## Begin RECORD EXTRACTS

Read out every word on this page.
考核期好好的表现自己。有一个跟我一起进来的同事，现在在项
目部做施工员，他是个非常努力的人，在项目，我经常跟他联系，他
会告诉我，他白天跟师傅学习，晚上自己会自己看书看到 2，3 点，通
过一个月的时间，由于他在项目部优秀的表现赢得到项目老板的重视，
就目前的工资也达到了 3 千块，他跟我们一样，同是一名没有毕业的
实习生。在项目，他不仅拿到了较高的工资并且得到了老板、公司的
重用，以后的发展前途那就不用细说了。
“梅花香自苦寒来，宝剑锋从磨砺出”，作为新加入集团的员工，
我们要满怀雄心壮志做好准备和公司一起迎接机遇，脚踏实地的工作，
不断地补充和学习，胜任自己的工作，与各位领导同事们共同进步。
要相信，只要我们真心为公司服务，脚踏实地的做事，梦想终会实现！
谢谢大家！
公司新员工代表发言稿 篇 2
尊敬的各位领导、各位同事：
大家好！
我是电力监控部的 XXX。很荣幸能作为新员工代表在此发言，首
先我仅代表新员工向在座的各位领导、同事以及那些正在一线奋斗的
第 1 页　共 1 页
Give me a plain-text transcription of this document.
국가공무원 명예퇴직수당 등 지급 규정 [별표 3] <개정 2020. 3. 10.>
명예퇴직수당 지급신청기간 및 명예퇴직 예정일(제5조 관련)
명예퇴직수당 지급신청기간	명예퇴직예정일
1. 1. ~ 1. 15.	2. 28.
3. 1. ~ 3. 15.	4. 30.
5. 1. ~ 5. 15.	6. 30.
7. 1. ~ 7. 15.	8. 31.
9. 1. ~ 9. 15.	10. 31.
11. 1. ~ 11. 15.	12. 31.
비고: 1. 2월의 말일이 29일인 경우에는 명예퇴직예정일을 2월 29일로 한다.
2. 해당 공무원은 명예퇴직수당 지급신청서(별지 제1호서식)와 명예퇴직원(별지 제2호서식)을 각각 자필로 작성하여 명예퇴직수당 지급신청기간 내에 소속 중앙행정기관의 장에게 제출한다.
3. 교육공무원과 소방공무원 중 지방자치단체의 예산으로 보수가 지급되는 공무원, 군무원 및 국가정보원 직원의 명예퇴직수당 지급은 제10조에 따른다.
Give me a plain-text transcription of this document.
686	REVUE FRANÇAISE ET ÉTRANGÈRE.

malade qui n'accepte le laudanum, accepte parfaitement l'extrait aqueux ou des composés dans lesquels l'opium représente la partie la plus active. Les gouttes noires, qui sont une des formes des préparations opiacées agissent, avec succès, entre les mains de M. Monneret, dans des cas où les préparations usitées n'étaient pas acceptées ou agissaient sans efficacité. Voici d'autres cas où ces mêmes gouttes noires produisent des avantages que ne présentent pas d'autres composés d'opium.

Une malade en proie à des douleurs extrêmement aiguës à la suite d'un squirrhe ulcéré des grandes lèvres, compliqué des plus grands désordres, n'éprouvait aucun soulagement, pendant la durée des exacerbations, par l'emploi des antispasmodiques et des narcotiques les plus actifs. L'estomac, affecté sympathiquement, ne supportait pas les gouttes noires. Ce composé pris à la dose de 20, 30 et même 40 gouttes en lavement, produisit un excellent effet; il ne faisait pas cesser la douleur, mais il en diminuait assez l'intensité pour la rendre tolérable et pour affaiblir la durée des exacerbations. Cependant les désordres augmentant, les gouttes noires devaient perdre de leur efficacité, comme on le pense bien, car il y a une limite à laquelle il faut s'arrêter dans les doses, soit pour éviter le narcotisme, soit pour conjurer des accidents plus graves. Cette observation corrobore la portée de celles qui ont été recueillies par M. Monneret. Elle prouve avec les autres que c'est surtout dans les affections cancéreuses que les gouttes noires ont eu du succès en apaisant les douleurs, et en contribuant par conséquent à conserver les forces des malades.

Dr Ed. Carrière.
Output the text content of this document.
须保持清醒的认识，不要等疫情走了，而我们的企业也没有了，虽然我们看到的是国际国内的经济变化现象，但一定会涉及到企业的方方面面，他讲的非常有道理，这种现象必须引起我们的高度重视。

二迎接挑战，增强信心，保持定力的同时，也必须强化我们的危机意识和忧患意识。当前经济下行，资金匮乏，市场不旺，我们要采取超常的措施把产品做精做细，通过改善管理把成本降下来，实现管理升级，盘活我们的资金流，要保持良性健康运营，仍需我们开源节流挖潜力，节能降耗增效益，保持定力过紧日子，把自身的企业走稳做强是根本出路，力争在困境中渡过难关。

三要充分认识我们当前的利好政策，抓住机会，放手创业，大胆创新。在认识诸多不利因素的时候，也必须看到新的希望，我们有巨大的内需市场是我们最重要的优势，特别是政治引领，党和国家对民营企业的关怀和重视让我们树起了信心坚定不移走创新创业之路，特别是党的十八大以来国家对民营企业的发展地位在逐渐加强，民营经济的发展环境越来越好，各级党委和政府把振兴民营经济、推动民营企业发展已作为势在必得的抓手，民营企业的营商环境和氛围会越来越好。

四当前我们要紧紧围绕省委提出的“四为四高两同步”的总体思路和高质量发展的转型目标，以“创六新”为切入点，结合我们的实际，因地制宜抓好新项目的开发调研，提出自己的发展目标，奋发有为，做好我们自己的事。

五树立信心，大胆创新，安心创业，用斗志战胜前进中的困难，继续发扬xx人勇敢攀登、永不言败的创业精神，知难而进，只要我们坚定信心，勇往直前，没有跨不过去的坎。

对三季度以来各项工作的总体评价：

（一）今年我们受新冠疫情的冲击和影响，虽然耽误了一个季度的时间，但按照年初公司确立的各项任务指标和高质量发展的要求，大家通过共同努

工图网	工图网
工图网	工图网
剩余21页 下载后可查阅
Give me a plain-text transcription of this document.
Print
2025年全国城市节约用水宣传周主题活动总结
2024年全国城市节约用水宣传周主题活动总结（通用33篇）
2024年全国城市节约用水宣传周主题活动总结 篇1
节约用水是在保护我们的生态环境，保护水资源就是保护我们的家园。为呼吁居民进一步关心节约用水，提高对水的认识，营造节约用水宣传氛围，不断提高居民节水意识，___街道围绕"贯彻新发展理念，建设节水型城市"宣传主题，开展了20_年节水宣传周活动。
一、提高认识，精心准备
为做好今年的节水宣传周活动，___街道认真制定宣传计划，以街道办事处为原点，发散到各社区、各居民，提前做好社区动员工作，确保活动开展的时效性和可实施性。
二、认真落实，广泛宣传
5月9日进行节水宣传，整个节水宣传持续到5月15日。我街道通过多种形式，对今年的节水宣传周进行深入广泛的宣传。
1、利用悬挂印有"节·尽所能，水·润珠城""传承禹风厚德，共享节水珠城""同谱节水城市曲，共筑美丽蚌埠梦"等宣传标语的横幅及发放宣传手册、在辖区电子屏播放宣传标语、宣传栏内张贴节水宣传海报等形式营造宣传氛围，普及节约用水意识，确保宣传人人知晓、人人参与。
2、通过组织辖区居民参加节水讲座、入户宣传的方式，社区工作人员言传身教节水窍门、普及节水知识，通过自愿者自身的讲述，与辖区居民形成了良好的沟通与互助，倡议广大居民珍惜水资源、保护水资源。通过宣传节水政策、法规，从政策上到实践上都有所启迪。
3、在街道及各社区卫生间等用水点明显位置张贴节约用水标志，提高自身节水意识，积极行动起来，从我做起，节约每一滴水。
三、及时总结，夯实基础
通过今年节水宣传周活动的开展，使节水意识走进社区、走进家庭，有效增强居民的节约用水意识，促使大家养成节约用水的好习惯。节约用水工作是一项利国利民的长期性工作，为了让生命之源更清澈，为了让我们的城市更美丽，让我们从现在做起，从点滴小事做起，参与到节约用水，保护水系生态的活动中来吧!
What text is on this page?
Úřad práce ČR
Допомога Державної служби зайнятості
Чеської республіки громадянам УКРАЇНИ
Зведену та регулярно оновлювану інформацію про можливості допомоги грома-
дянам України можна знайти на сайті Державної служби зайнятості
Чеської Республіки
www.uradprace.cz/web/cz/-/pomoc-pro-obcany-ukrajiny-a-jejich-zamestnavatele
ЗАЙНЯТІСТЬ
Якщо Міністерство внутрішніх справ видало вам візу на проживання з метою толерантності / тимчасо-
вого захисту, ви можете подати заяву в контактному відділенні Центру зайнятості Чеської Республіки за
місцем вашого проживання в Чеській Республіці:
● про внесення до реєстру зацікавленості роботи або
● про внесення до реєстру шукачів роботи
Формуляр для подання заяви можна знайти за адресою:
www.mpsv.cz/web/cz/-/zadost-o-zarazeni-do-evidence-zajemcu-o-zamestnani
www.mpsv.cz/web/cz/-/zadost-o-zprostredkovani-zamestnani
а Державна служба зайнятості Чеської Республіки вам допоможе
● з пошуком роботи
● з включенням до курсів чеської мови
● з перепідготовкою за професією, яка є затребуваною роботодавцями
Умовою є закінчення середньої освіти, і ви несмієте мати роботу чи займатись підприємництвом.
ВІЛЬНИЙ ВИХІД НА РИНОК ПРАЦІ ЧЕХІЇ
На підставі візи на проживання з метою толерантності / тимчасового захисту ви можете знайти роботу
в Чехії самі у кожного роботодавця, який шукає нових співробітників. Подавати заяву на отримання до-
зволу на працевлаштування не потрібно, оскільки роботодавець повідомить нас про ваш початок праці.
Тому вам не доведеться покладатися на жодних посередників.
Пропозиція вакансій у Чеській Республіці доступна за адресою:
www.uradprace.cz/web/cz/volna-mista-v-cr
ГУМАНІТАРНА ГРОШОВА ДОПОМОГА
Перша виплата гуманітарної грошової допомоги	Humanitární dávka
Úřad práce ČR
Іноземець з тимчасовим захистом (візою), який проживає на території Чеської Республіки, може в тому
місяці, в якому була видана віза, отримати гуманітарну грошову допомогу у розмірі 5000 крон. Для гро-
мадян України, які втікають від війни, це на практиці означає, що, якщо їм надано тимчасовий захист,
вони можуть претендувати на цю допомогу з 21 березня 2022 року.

## End RECORD EXTRACTS

> **AIM OF THE EXERCISE**
What is the number of lines above that hold the string "Чеській"? Answer with that number alone.

> **CORRECT OUTPUT**
2